● **Exercise requirements**
Restate the complete material exactly.

Collected data:
───
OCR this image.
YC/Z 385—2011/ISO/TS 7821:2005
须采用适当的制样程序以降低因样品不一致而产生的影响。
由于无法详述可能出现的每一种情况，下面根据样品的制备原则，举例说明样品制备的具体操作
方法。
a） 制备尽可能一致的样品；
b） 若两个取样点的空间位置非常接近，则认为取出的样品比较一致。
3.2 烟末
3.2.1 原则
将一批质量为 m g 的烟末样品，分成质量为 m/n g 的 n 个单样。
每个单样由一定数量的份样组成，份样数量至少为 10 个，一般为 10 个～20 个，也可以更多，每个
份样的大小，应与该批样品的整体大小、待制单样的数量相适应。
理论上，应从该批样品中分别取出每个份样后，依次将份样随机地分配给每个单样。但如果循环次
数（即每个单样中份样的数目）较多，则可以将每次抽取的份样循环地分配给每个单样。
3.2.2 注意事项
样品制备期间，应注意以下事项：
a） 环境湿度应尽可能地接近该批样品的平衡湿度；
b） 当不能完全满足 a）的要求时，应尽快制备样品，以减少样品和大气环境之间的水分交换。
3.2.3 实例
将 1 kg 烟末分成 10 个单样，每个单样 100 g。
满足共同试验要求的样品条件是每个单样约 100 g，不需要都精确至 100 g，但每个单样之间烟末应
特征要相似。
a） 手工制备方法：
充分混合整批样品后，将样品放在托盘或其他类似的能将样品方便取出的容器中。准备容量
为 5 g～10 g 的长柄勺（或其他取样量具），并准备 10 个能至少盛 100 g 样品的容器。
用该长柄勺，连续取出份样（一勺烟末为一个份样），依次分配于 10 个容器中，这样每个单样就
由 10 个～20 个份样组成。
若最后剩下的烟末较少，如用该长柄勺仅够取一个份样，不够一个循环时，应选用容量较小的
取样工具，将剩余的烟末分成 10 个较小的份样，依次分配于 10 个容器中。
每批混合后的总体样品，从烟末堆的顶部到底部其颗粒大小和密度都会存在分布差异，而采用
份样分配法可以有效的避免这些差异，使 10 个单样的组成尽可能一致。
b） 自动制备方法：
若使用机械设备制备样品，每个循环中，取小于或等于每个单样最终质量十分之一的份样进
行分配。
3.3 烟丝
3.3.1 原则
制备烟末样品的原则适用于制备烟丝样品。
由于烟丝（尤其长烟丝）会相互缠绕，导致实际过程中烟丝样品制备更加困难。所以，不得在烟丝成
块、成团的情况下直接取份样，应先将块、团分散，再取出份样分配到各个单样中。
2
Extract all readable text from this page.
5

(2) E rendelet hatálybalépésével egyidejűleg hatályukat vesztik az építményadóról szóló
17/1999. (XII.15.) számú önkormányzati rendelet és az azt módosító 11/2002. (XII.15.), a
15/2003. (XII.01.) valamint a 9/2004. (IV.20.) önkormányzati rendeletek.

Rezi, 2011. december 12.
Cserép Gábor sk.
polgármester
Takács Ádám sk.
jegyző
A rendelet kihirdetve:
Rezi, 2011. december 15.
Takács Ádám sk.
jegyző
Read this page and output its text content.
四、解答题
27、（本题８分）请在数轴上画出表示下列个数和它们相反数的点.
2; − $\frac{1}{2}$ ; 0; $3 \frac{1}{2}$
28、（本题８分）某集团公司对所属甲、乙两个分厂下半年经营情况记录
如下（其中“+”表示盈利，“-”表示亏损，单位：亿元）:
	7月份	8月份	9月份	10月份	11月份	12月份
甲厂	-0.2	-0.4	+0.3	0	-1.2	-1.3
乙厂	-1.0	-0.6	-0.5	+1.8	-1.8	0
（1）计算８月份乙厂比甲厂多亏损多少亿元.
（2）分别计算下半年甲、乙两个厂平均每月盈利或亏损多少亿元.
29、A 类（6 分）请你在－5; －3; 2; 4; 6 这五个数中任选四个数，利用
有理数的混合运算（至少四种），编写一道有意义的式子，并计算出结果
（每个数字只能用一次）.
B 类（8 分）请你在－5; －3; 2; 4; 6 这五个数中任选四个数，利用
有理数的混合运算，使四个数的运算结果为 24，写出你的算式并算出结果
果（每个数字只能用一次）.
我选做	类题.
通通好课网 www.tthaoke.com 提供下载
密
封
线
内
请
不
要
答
───
● **Solution for this problem**
OCR this image.
YC/Z 385—2011/ISO/TS 7821:2005
须采用适当的制样程序以降低因样品不一致而产生的影响。
由于无法详述可能出现的每一种情况，下面根据样品的制备原则，举例说明样品制备的具体操作
方法。
a） 制备尽可能一致的样品；
b） 若两个取样点的空间位置非常接近，则认为取出的样品比较一致。
3.2 烟末
3.2.1 原则
将一批质量为 m g 的烟末样品，分成质量为 m/n g 的 n 个单样。
每个单样由一定数量的份样组成，份样数量至少为 10 个，一般为 10 个～20 个，也可以更多，每个
份样的大小，应与该批样品的整体大小、待制单样的数量相适应。
理论上，应从该批样品中分别取出每个份样后，依次将份样随机地分配给每个单样。但如果循环次
数（即每个单样中份样的数目）较多，则可以将每次抽取的份样循环地分配给每个单样。
3.2.2 注意事项
样品制备期间，应注意以下事项：
a） 环境湿度应尽可能地接近该批样品的平衡湿度；
b） 当不能完全满足 a）的要求时，应尽快制备样品，以减少样品和大气环境之间的水分交换。
3.2.3 实例
将 1 kg 烟末分成 10 个单样，每个单样 100 g。
满足共同试验要求的样品条件是每个单样约 100 g，不需要都精确至 100 g，但每个单样之间烟末应
特征要相似。
a） 手工制备方法：
充分混合整批样品后，将样品放在托盘或其他类似的能将样品方便取出的容器中。准备容量
为 5 g～10 g 的长柄勺（或其他取样量具），并准备 10 个能至少盛 100 g 样品的容器。
用该长柄勺，连续取出份样（一勺烟末为一个份样），依次分配于 10 个容器中，这样每个单样就
由 10 个～20 个份样组成。
若最后剩下的烟末较少，如用该长柄勺仅够取一个份样，不够一个循环时，应选用容量较小的
取样工具，将剩余的烟末分成 10 个较小的份样，依次分配于 10 个容器中。
每批混合后的总体样品，从烟末堆的顶部到底部其颗粒大小和密度都会存在分布差异，而采用
份样分配法可以有效的避免这些差异，使 10 个单样的组成尽可能一致。
b） 自动制备方法：
若使用机械设备制备样品，每个循环中，取小于或等于每个单样最终质量十分之一的份样进
行分配。
3.3 烟丝
3.3.1 原则
制备烟末样品的原则适用于制备烟丝样品。
由于烟丝（尤其长烟丝）会相互缠绕，导致实际过程中烟丝样品制备更加困难。所以，不得在烟丝成
块、成团的情况下直接取份样，应先将块、团分散，再取出份样分配到各个单样中。
2
Extract all readable text from this page.
5

(2) E rendelet hatálybalépésével egyidejűleg hatályukat vesztik az építményadóról szóló
17/1999. (XII.15.) számú önkormányzati rendelet és az azt módosító 11/2002. (XII.15.), a
15/2003. (XII.01.) valamint a 9/2004. (IV.20.) önkormányzati rendeletek.

Rezi, 2011. december 12.
Cserép Gábor sk.
polgármester
Takács Ádám sk.
jegyző
A rendelet kihirdetve:
Rezi, 2011. december 15.
Takács Ádám sk.
jegyző
Read this page and output its text content.
四、解答题
27、（本题８分）请在数轴上画出表示下列个数和它们相反数的点.
2; − $\frac{1}{2}$ ; 0; $3 \frac{1}{2}$
28、（本题８分）某集团公司对所属甲、乙两个分厂下半年经营情况记录
如下（其中“+”表示盈利，“-”表示亏损，单位：亿元）:
	7月份	8月份	9月份	10月份	11月份	12月份
甲厂	-0.2	-0.4	+0.3	0	-1.2	-1.3
乙厂	-1.0	-0.6	-0.5	+1.8	-1.8	0
（1）计算８月份乙厂比甲厂多亏损多少亿元.
（2）分别计算下半年甲、乙两个厂平均每月盈利或亏损多少亿元.
29、A 类（6 分）请你在－5; －3; 2; 4; 6 这五个数中任选四个数，利用
有理数的混合运算（至少四种），编写一道有意义的式子，并计算出结果
（每个数字只能用一次）.
B 类（8 分）请你在－5; －3; 2; 4; 6 这五个数中任选四个数，利用
有理数的混合运算，使四个数的运算结果为 24，写出你的算式并算出结果
果（每个数字只能用一次）.
我选做	类题.
通通好课网 www.tthaoke.com 提供下载
密
封
线
内
请
不
要
答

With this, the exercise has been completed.